• **Exercise**
Here are some records; copy every line that holds the word "title".

(Raw records)
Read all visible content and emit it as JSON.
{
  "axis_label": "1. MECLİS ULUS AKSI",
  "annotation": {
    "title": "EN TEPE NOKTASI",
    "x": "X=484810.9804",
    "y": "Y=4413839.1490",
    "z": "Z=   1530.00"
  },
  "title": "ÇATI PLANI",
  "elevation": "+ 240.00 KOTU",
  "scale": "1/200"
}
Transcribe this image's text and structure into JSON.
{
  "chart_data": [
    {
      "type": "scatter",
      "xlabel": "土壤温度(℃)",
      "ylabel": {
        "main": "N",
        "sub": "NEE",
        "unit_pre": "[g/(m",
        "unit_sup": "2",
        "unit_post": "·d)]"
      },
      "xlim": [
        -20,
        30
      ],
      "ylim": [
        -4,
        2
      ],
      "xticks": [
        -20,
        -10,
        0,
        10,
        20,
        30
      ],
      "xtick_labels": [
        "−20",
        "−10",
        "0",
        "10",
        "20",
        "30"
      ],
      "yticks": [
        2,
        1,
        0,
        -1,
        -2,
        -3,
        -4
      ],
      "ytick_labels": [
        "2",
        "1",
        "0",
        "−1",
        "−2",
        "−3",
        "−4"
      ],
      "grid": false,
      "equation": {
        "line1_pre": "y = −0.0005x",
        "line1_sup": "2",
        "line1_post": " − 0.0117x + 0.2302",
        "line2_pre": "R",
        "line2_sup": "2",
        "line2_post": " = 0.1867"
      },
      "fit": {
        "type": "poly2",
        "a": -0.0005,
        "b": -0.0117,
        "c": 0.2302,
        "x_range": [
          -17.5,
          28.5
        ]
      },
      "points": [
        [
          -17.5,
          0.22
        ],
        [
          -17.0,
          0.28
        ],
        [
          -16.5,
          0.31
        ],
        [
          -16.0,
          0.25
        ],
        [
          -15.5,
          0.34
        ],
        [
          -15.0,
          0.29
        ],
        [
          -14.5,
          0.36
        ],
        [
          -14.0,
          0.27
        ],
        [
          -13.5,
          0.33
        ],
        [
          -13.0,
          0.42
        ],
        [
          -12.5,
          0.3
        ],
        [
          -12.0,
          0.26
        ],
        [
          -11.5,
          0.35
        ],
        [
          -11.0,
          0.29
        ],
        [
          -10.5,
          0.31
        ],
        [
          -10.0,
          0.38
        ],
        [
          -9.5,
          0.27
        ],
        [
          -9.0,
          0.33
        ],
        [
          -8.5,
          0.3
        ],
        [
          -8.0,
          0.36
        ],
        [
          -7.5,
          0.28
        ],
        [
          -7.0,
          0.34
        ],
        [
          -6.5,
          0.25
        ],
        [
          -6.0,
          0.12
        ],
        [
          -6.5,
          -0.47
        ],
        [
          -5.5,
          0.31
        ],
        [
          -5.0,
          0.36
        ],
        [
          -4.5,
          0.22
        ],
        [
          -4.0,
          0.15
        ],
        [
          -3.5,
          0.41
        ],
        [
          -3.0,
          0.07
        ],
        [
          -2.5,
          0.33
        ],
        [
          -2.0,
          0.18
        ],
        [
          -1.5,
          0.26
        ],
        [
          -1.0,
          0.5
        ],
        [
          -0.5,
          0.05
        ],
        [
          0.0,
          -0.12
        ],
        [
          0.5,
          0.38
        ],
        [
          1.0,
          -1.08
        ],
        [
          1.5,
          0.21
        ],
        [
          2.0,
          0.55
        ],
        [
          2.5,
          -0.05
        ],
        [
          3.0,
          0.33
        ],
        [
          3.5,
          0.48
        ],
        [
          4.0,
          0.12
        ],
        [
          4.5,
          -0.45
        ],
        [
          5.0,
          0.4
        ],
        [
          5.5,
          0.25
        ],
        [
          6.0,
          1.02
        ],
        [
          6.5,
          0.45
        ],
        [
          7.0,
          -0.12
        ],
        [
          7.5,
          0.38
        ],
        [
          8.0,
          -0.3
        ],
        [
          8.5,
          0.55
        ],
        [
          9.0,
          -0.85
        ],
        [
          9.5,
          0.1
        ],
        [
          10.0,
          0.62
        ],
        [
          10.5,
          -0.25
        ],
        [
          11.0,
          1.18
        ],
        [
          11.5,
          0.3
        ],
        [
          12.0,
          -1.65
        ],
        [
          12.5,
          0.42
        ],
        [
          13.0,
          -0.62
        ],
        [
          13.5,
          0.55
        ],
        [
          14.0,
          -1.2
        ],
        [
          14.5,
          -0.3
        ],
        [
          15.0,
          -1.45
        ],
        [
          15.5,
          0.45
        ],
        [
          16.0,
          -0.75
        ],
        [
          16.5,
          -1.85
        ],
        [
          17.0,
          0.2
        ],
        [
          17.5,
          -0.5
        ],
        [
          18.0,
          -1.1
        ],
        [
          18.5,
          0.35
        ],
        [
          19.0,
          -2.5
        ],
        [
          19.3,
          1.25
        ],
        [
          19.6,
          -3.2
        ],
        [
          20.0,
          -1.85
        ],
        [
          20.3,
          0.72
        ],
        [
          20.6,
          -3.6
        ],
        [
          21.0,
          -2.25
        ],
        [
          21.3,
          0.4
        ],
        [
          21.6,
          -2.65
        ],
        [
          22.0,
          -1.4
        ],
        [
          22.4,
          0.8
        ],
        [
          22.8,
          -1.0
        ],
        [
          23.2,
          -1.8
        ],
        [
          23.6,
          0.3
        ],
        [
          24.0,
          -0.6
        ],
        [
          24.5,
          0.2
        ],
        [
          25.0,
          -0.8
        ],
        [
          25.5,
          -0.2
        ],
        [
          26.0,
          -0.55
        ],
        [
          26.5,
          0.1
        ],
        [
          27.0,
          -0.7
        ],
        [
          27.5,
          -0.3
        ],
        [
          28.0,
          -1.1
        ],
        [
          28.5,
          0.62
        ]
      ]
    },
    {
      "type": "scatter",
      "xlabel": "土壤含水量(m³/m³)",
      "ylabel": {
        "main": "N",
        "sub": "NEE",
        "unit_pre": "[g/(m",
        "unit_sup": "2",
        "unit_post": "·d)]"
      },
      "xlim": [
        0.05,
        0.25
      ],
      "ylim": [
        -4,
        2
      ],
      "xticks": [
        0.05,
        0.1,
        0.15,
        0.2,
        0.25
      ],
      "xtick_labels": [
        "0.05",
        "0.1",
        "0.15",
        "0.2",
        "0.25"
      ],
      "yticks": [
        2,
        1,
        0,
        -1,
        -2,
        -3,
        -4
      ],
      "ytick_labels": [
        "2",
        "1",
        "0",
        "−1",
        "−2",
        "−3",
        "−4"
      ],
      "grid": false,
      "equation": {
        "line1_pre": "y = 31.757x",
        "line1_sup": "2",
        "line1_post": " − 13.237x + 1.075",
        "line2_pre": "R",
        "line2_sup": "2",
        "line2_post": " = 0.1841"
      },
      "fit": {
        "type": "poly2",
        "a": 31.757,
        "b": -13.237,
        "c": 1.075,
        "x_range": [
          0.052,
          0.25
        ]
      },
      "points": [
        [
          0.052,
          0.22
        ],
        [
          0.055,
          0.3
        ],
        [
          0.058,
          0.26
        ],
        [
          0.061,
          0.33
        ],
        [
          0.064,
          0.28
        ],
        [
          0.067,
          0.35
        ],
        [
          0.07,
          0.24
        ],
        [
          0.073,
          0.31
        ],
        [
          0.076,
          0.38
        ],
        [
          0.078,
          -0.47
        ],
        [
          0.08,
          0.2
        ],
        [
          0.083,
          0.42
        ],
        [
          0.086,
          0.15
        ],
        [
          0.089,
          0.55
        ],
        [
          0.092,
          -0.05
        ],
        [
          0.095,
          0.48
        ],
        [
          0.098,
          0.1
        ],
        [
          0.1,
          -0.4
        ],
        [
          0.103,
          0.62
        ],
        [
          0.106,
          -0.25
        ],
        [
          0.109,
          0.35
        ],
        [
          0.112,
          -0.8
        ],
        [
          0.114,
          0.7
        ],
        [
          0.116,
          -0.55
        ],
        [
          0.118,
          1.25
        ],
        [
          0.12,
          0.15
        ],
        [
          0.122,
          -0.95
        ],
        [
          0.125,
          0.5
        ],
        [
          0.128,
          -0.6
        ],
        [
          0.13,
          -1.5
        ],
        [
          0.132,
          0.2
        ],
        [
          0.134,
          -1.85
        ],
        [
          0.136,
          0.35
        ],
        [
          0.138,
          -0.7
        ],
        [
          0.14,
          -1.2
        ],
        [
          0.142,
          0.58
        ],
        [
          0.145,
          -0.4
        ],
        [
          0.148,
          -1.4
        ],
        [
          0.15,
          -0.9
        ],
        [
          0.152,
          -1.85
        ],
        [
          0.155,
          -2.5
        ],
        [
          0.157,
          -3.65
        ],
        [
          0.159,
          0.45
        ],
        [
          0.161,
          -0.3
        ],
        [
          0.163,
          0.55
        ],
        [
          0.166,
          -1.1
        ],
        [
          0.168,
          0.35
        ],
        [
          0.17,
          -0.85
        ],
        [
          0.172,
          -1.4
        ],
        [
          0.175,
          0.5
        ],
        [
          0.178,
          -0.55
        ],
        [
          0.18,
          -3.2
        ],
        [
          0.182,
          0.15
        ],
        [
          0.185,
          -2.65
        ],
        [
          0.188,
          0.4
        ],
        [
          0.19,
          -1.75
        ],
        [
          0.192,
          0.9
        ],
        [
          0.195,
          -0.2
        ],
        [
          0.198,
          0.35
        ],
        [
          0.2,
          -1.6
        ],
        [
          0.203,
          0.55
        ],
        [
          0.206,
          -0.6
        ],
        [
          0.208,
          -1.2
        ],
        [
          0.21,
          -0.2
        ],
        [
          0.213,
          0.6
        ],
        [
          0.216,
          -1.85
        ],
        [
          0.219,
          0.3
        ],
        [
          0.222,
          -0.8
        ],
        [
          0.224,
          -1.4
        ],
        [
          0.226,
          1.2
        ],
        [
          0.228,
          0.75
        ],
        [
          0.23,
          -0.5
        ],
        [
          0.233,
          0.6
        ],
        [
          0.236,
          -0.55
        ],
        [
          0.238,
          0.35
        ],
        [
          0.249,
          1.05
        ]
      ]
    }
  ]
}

• **Exercise answer**
    "title": "EN TEPE NOKTASI",
  "title": "ÇATI PLANI",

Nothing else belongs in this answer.